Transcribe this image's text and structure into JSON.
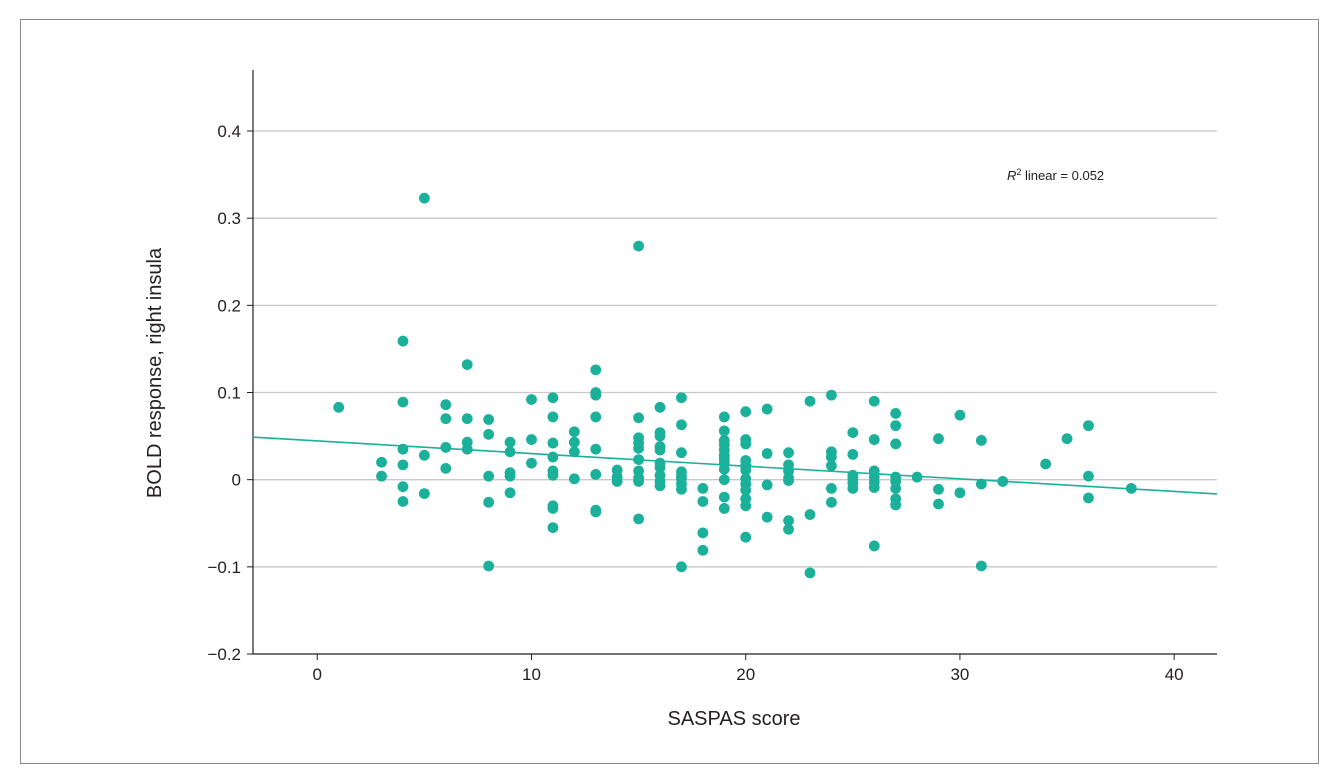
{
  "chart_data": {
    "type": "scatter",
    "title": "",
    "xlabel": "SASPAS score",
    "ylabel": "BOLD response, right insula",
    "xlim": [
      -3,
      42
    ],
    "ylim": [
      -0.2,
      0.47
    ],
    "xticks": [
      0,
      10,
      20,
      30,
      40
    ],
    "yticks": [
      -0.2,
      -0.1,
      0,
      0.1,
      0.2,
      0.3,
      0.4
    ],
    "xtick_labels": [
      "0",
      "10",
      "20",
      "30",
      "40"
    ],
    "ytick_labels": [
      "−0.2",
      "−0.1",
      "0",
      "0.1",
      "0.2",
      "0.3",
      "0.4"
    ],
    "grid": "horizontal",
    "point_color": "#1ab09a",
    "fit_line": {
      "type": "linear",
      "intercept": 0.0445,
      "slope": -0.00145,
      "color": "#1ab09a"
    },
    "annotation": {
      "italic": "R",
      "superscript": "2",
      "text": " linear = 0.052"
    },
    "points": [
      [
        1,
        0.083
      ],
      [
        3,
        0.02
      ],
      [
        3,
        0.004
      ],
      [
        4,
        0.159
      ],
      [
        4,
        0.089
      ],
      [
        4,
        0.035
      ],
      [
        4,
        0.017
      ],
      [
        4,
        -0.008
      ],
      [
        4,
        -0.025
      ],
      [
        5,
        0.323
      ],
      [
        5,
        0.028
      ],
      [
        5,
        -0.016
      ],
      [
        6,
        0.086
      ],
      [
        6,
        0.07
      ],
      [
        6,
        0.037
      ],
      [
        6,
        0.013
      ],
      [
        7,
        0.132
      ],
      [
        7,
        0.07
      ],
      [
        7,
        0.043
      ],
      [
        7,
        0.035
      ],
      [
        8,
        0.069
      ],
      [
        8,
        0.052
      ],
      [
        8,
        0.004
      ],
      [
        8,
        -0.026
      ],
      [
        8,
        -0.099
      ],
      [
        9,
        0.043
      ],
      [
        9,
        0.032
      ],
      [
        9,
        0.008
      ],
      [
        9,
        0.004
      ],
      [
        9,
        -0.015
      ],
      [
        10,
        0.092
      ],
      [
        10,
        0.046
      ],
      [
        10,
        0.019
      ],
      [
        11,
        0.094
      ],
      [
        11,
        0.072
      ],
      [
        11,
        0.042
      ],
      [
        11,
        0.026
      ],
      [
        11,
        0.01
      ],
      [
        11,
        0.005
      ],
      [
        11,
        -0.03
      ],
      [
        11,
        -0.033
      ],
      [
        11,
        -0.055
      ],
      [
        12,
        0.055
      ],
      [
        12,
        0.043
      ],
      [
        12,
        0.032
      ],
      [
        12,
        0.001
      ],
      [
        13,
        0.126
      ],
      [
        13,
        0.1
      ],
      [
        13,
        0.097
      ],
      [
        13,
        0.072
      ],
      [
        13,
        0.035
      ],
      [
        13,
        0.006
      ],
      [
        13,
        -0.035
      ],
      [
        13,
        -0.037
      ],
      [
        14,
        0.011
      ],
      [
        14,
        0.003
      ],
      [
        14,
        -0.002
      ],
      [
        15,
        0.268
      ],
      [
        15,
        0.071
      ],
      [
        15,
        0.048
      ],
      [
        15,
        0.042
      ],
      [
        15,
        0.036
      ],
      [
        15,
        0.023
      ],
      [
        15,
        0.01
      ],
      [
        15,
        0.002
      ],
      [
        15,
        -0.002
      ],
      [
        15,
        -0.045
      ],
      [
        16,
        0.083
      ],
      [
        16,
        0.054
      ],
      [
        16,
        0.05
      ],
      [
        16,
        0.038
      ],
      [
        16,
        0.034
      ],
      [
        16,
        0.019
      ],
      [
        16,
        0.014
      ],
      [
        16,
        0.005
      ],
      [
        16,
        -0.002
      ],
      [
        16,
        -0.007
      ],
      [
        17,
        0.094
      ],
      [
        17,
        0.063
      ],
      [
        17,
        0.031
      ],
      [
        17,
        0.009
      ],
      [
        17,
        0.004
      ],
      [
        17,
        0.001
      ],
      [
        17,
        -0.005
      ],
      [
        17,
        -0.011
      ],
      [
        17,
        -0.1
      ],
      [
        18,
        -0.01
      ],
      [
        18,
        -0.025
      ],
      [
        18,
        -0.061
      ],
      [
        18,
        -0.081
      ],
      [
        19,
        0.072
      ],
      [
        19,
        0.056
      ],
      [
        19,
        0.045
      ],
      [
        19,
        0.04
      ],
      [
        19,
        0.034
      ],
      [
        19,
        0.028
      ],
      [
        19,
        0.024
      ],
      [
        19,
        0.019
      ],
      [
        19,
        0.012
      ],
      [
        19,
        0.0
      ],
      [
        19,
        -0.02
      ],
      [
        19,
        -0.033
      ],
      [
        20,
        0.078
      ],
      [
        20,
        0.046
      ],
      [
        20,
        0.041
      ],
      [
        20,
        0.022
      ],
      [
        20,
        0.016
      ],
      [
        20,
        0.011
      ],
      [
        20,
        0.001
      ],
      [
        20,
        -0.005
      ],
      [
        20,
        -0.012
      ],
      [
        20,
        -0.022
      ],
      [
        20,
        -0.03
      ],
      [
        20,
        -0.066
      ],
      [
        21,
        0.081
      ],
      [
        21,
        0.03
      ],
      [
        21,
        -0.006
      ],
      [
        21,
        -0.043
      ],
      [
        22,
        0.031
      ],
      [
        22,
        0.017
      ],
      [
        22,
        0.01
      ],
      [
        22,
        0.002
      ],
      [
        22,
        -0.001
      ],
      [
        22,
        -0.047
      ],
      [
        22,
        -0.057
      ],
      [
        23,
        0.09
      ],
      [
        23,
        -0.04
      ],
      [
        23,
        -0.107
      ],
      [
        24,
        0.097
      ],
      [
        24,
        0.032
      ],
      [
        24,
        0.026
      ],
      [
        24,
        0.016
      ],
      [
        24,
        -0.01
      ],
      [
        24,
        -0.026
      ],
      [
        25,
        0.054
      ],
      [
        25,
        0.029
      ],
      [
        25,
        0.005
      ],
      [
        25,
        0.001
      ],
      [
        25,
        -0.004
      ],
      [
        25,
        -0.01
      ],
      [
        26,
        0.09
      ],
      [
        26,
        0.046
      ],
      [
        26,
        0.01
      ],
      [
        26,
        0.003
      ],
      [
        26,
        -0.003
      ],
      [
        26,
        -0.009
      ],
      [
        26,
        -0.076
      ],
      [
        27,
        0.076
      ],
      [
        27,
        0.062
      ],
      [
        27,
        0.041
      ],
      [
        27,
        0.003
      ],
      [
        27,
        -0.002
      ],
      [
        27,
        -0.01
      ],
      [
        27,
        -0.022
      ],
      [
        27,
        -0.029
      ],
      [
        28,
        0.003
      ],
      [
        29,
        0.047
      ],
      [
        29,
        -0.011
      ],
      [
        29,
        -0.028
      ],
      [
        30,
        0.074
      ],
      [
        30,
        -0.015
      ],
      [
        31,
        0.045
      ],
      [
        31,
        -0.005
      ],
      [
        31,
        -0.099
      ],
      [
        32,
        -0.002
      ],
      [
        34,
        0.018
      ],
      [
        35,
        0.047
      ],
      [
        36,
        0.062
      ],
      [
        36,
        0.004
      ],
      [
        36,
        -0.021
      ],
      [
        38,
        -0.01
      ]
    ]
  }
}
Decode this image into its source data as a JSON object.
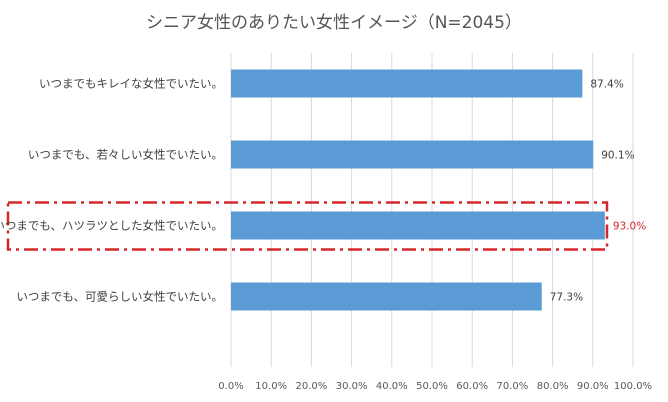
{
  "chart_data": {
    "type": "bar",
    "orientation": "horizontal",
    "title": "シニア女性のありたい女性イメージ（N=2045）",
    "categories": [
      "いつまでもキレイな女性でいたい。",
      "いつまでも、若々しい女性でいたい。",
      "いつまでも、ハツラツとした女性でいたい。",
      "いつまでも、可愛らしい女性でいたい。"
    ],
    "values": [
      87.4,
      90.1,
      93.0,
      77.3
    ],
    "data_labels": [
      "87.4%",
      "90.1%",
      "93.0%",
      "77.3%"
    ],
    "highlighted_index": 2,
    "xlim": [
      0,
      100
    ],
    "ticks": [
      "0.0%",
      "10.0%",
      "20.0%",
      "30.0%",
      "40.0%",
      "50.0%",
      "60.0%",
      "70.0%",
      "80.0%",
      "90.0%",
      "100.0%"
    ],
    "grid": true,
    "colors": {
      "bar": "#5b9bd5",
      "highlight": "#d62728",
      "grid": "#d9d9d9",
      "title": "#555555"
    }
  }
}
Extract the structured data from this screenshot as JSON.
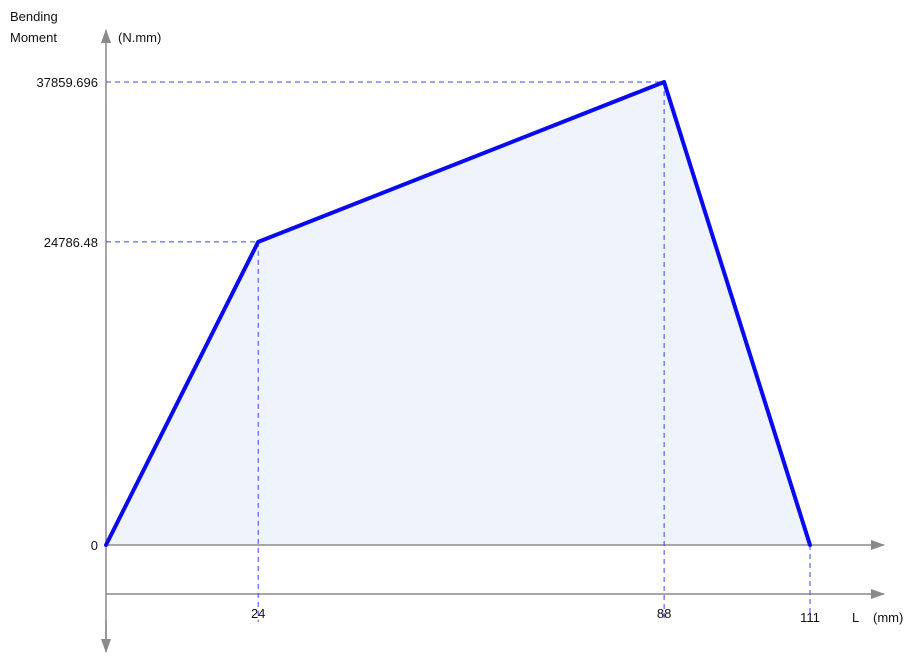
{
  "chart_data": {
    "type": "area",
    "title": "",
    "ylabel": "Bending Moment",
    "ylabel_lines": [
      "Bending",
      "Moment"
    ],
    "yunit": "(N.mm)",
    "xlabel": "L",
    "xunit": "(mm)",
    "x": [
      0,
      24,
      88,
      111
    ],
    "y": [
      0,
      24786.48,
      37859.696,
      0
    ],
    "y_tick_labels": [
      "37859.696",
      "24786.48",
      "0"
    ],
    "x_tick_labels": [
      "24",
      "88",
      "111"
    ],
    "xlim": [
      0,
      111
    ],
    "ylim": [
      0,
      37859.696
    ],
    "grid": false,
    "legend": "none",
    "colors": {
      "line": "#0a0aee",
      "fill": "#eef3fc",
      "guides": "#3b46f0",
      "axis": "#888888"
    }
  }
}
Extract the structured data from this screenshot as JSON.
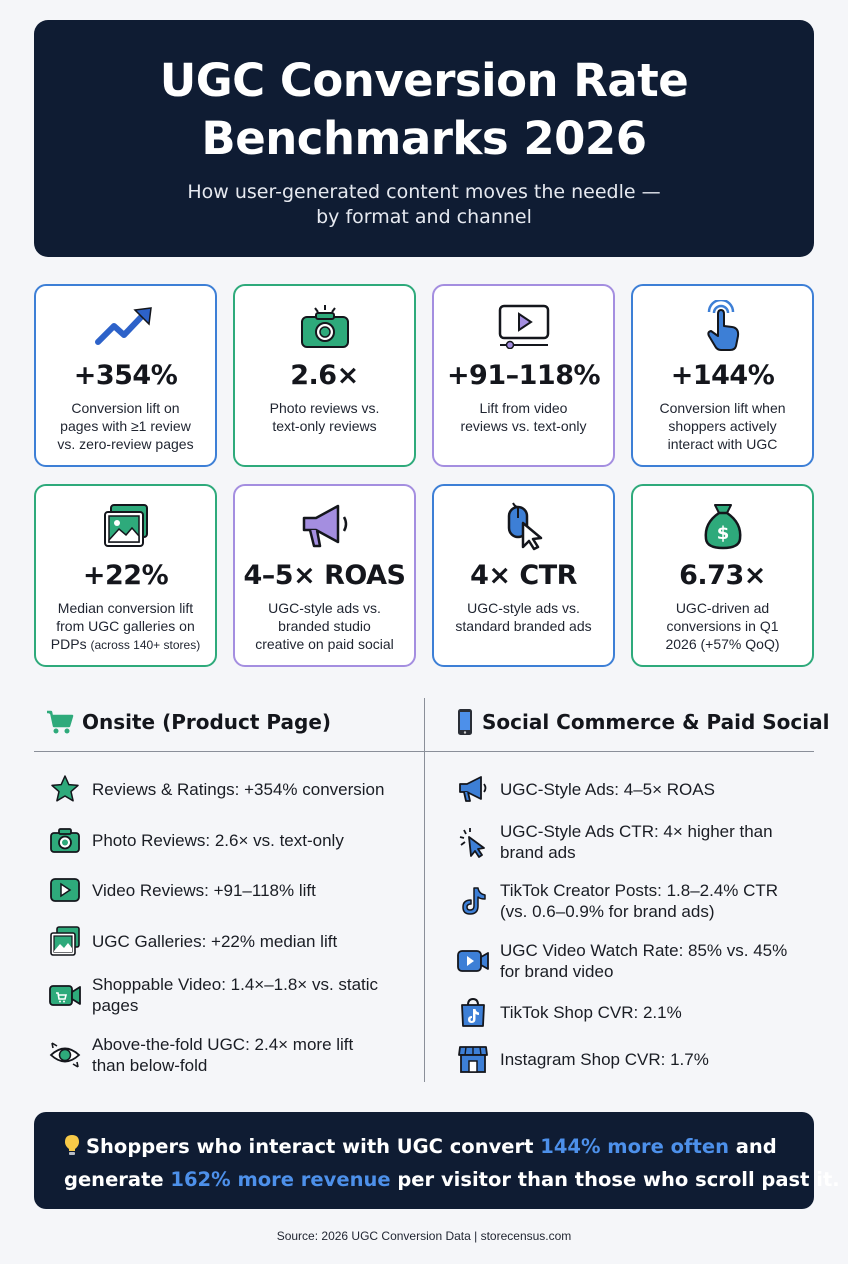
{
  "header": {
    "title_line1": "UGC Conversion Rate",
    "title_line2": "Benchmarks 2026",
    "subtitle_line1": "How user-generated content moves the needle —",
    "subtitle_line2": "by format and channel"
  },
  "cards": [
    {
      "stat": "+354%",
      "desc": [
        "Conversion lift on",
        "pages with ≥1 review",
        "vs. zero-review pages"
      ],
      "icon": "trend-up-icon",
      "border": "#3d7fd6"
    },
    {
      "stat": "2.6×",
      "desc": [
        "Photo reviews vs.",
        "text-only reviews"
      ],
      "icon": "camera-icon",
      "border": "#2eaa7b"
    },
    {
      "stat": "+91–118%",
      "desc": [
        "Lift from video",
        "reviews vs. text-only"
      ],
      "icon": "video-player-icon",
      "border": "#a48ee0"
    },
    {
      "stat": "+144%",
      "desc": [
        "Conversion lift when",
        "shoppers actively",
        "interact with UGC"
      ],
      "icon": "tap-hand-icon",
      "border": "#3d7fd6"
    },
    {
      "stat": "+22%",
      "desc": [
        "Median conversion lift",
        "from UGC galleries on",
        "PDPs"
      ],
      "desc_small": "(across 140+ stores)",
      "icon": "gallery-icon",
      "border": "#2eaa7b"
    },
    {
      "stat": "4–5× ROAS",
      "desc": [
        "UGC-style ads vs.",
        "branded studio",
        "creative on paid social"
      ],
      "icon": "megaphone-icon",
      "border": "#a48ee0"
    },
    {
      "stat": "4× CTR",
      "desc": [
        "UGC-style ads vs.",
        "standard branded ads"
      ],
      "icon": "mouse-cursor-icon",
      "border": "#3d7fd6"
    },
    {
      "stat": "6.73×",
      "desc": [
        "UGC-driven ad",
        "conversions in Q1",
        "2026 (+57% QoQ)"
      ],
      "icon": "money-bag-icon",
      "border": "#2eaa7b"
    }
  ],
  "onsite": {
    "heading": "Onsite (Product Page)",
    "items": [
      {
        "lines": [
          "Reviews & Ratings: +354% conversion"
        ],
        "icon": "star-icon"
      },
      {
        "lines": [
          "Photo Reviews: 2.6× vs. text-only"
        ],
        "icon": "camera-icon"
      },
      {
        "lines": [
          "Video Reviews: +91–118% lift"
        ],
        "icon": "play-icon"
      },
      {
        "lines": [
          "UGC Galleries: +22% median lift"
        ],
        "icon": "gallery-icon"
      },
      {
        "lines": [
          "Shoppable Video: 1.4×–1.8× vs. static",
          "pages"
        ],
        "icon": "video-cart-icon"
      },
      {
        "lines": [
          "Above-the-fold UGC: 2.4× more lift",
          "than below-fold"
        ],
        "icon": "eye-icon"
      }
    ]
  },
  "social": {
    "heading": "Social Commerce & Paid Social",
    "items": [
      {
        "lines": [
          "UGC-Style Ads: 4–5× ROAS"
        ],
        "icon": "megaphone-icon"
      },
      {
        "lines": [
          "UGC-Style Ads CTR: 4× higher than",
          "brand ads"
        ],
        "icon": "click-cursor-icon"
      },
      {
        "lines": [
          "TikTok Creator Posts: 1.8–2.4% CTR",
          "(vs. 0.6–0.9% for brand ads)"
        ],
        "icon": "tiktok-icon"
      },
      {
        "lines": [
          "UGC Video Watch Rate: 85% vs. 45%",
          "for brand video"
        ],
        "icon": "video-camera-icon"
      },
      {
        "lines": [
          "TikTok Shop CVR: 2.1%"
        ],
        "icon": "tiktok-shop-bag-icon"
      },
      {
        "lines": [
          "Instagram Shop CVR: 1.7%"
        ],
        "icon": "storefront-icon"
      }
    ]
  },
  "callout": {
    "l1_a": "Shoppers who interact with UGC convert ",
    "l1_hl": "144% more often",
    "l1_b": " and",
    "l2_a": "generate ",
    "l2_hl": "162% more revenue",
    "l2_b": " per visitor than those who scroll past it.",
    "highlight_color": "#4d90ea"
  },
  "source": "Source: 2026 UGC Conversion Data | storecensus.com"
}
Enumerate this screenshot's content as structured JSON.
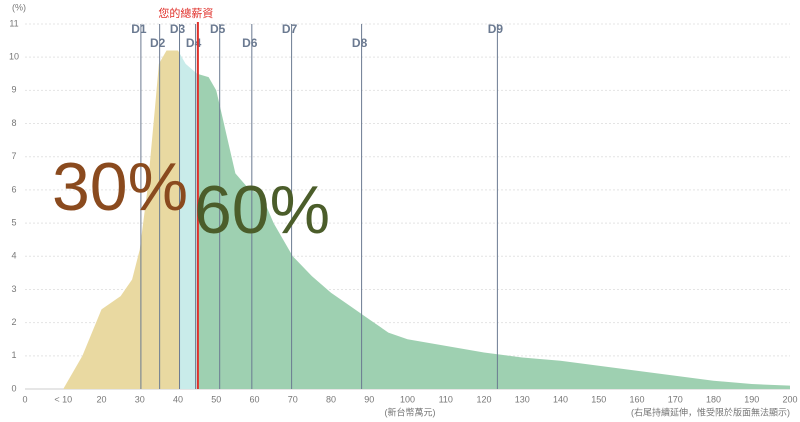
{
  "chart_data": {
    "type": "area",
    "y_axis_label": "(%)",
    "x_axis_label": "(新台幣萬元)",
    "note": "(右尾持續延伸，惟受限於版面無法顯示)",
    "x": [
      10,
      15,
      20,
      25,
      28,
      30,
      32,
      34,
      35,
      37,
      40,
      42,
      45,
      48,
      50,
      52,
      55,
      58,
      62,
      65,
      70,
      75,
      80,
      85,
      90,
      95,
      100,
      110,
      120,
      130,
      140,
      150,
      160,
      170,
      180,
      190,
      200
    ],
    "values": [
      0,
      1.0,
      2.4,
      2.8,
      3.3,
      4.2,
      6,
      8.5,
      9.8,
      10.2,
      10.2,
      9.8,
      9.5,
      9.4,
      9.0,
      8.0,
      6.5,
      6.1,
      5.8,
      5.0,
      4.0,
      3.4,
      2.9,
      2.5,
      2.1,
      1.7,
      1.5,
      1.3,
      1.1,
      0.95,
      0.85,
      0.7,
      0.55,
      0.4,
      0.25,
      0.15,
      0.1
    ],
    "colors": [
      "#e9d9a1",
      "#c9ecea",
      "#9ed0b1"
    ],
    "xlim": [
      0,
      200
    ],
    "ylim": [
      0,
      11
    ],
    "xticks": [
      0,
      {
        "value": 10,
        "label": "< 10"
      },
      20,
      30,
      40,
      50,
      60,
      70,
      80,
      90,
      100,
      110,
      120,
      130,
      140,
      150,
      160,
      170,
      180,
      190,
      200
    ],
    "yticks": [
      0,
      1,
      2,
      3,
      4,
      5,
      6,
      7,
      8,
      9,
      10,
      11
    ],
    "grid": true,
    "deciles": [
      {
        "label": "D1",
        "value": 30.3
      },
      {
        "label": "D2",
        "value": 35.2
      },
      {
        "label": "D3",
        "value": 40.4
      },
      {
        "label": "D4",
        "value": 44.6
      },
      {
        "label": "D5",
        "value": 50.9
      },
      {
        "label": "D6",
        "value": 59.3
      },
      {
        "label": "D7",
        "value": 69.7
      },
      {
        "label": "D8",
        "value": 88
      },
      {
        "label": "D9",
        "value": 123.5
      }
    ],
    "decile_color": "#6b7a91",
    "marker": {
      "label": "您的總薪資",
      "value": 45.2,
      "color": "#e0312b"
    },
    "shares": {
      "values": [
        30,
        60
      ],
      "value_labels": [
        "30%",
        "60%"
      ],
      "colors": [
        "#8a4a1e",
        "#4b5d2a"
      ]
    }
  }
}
##########
The answer is a single number, the count of lines in the records that contain the string "horizontal".

2